Written instruction: Repeat each entry word for word. Leave any images out of the copy.

○ ○ ○ ○

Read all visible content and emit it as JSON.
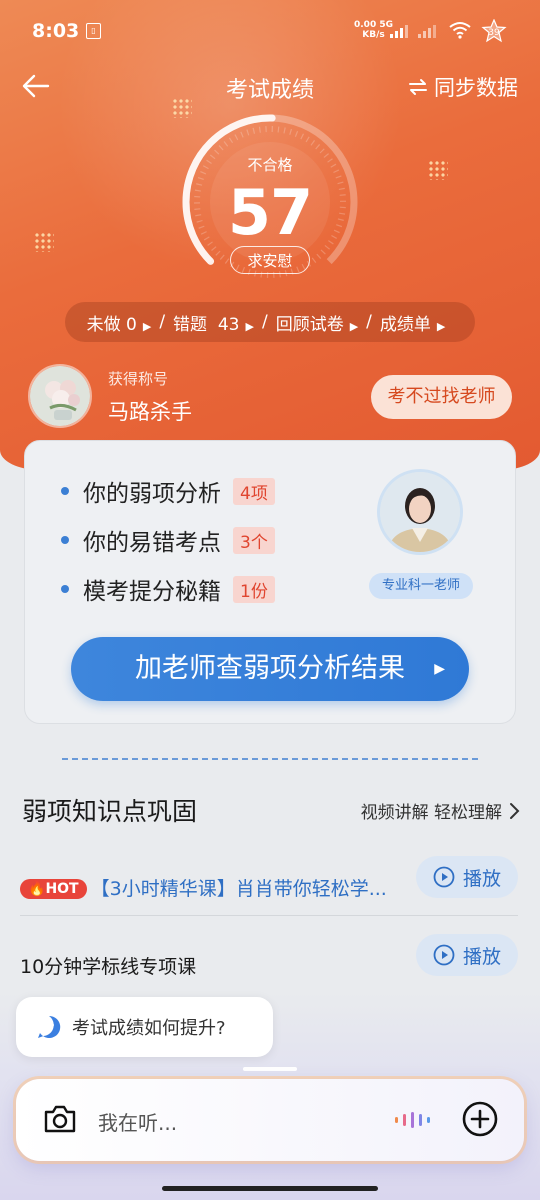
{
  "status_bar": {
    "time": "8:03",
    "net_speed": "0.00",
    "net_unit": "KB/s",
    "net_type": "5G",
    "battery": "39"
  },
  "header": {
    "title": "考试成绩",
    "sync_label": "同步数据"
  },
  "score": {
    "status": "不合格",
    "value": "57",
    "comfort_button": "求安慰"
  },
  "stats": {
    "undone_label": "未做",
    "undone_count": "0",
    "wrong_label": "错题",
    "wrong_count": "43",
    "review_label": "回顾试卷",
    "report_label": "成绩单"
  },
  "user": {
    "rank_label": "获得称号",
    "rank_title": "马路杀手",
    "find_teacher_button": "考不过找老师"
  },
  "analysis_card": {
    "items": [
      {
        "label": "你的弱项分析",
        "badge": "4项"
      },
      {
        "label": "你的易错考点",
        "badge": "3个"
      },
      {
        "label": "模考提分秘籍",
        "badge": "1份"
      }
    ],
    "teacher_tag": "专业科一老师",
    "cta_button": "加老师查弱项分析结果"
  },
  "weak_section": {
    "title": "弱项知识点巩固",
    "more_label": "视频讲解 轻松理解",
    "courses": [
      {
        "hot_label": "HOT",
        "title": "【3小时精华课】肖肖带你轻松学...",
        "play_label": "播放"
      },
      {
        "title": "10分钟学标线专项课",
        "play_label": "播放"
      }
    ]
  },
  "assistant": {
    "suggestion": "考试成绩如何提升?",
    "placeholder": "我在听..."
  },
  "colors": {
    "accent_orange": "#e9663a",
    "accent_blue": "#2f79d6",
    "badge_red": "#e0452f"
  },
  "icons": [
    "back-arrow-icon",
    "sync-icon",
    "chat-icon",
    "camera-icon",
    "voice-wave-icon",
    "plus-icon",
    "play-icon",
    "chevron-right-icon",
    "fire-icon"
  ]
}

○ ○ ○ ○

Answer:
Read all visible content and emit it as JSON.
{
  "status_bar": {
    "time": "8:03",
    "net_speed": "0.00",
    "net_unit": "KB/s",
    "net_type": "5G",
    "battery": "39"
  },
  "header": {
    "title": "考试成绩",
    "sync_label": "同步数据"
  },
  "score": {
    "status": "不合格",
    "value": "57",
    "comfort_button": "求安慰"
  },
  "stats": {
    "undone_label": "未做",
    "undone_count": "0",
    "wrong_label": "错题",
    "wrong_count": "43",
    "review_label": "回顾试卷",
    "report_label": "成绩单"
  },
  "user": {
    "rank_label": "获得称号",
    "rank_title": "马路杀手",
    "find_teacher_button": "考不过找老师"
  },
  "analysis_card": {
    "items": [
      {
        "label": "你的弱项分析",
        "badge": "4项"
      },
      {
        "label": "你的易错考点",
        "badge": "3个"
      },
      {
        "label": "模考提分秘籍",
        "badge": "1份"
      }
    ],
    "teacher_tag": "专业科一老师",
    "cta_button": "加老师查弱项分析结果"
  },
  "weak_section": {
    "title": "弱项知识点巩固",
    "more_label": "视频讲解 轻松理解",
    "courses": [
      {
        "hot_label": "HOT",
        "title": "【3小时精华课】肖肖带你轻松学...",
        "play_label": "播放"
      },
      {
        "title": "10分钟学标线专项课",
        "play_label": "播放"
      }
    ]
  },
  "assistant": {
    "suggestion": "考试成绩如何提升?",
    "placeholder": "我在听..."
  },
  "colors": {
    "accent_orange": "#e9663a",
    "accent_blue": "#2f79d6",
    "badge_red": "#e0452f"
  },
  "icons": [
    "back-arrow-icon",
    "sync-icon",
    "chat-icon",
    "camera-icon",
    "voice-wave-icon",
    "plus-icon",
    "play-icon",
    "chevron-right-icon",
    "fire-icon"
  ]
}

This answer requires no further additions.